— Begin MATERIAL FOR THIS TASK —

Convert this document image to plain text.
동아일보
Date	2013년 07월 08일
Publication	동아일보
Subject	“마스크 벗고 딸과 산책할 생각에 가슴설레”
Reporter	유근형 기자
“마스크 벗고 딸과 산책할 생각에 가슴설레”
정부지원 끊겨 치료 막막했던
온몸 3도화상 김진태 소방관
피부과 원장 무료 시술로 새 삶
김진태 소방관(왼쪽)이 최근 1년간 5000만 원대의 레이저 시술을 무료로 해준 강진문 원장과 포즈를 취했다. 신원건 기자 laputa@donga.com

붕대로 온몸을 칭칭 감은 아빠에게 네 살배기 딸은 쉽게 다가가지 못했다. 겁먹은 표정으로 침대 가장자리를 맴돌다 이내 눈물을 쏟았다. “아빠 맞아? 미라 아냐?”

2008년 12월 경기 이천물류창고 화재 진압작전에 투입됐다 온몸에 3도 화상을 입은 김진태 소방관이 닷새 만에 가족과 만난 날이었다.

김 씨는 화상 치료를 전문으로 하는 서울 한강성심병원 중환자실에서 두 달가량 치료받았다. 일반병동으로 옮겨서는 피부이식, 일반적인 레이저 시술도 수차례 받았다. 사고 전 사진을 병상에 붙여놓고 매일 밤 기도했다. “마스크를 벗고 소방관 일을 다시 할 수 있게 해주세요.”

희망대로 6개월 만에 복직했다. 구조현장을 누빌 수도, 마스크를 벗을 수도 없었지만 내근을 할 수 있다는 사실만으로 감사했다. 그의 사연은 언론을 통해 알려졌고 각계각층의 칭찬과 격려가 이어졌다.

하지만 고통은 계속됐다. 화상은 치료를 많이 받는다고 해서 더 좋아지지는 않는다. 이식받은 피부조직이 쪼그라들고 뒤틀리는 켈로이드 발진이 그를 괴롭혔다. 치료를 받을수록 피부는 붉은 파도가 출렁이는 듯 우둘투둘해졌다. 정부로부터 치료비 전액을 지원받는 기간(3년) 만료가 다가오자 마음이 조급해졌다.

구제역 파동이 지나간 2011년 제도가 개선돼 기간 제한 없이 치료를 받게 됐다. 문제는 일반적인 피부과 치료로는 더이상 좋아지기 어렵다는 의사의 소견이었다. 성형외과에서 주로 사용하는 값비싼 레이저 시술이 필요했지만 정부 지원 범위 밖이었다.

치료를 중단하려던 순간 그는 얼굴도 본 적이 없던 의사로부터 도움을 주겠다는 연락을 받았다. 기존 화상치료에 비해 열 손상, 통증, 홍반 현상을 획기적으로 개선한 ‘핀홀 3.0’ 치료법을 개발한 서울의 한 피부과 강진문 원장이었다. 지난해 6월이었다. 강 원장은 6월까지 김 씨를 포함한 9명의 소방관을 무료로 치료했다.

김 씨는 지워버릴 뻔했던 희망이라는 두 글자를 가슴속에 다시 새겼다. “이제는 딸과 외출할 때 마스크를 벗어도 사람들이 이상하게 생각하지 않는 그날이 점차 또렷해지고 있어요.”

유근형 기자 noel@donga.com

— End MATERIAL FOR THIS TASK —
— Begin MATERIAL FOR THIS TASK —

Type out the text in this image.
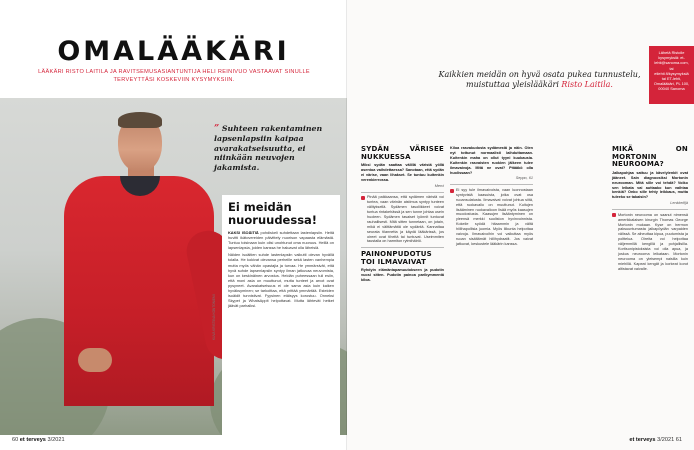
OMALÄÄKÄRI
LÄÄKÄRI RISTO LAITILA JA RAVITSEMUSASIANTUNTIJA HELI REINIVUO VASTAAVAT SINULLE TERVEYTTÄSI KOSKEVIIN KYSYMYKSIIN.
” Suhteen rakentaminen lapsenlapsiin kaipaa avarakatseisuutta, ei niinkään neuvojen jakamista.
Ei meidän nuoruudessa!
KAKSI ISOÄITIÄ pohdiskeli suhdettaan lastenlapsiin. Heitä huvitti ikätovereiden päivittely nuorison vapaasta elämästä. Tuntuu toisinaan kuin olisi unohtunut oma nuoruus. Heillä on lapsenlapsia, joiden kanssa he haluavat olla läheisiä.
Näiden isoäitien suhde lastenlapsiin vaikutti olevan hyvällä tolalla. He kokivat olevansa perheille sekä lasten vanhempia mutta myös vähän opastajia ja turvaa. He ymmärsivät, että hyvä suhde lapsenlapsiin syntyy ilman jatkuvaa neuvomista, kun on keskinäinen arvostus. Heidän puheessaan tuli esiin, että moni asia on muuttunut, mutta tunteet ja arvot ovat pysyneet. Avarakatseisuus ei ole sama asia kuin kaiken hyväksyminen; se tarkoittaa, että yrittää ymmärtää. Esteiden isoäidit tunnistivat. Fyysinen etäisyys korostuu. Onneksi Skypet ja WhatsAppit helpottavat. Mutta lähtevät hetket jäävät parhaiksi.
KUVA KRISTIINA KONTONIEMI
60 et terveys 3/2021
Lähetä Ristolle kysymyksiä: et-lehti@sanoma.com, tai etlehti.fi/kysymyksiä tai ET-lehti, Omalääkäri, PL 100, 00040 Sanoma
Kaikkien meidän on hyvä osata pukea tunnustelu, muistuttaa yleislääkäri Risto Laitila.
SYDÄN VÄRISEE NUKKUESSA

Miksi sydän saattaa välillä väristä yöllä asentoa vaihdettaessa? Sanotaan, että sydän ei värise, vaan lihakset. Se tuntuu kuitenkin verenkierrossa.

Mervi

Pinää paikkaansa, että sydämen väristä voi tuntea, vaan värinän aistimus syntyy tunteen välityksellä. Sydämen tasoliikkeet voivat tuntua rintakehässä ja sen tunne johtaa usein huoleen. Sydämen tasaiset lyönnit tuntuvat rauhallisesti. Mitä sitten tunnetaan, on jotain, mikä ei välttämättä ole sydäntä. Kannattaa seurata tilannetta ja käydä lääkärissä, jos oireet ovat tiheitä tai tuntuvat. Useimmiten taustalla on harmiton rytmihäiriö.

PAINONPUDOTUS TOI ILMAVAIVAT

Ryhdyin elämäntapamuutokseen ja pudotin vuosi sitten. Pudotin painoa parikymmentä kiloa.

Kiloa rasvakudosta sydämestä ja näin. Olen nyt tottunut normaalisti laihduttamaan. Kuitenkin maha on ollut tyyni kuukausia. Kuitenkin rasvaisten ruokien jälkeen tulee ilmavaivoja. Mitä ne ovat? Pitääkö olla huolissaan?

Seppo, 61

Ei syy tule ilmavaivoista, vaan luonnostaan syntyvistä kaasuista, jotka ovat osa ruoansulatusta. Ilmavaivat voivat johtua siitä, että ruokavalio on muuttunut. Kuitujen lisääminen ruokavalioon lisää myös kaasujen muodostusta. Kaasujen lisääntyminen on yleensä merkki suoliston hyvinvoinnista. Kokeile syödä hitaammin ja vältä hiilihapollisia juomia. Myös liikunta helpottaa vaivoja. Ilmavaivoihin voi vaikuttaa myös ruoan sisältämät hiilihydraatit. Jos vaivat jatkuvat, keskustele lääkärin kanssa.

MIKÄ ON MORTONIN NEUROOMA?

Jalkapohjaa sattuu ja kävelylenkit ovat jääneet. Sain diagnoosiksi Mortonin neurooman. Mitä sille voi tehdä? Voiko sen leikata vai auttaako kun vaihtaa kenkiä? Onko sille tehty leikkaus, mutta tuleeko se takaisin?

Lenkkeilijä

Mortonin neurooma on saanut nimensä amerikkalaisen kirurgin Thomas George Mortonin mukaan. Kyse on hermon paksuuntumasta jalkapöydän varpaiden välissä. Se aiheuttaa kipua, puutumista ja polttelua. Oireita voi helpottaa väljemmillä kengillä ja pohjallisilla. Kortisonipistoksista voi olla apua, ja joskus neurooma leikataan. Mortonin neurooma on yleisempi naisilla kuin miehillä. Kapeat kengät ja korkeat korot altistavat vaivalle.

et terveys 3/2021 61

— End MATERIAL FOR THIS TASK —

**GIVEN REQUEST:** Extract from the data every line where "Mitä" shows up.

**RESULT:**
Pinää paikkaansa, että sydämen väristä voi tuntea, vaan värinän aistimus syntyy tunteen välityksellä. Sydämen tasoliikkeet voivat tuntua rintakehässä ja sen tunne johtaa usein huoleen. Sydämen tasaiset lyönnit tuntuvat rauhallisesti. Mitä sitten tunnetaan, on jotain, mikä ei välttämättä ole sydäntä. Kannattaa seurata tilannetta ja käydä lääkärissä, jos oireet ovat tiheitä tai tuntuvat. Useimmiten taustalla on harmiton rytmihäiriö.
Kiloa rasvakudosta sydämestä ja näin. Olen nyt tottunut normaalisti laihduttamaan. Kuitenkin maha on ollut tyyni kuukausia. Kuitenkin rasvaisten ruokien jälkeen tulee ilmavaivoja. Mitä ne ovat? Pitääkö olla huolissaan?
Jalkapohjaa sattuu ja kävelylenkit ovat jääneet. Sain diagnoosiksi Mortonin neurooman. Mitä sille voi tehdä? Voiko sen leikata vai auttaako kun vaihtaa kenkiä? Onko sille tehty leikkaus, mutta tuleeko se takaisin?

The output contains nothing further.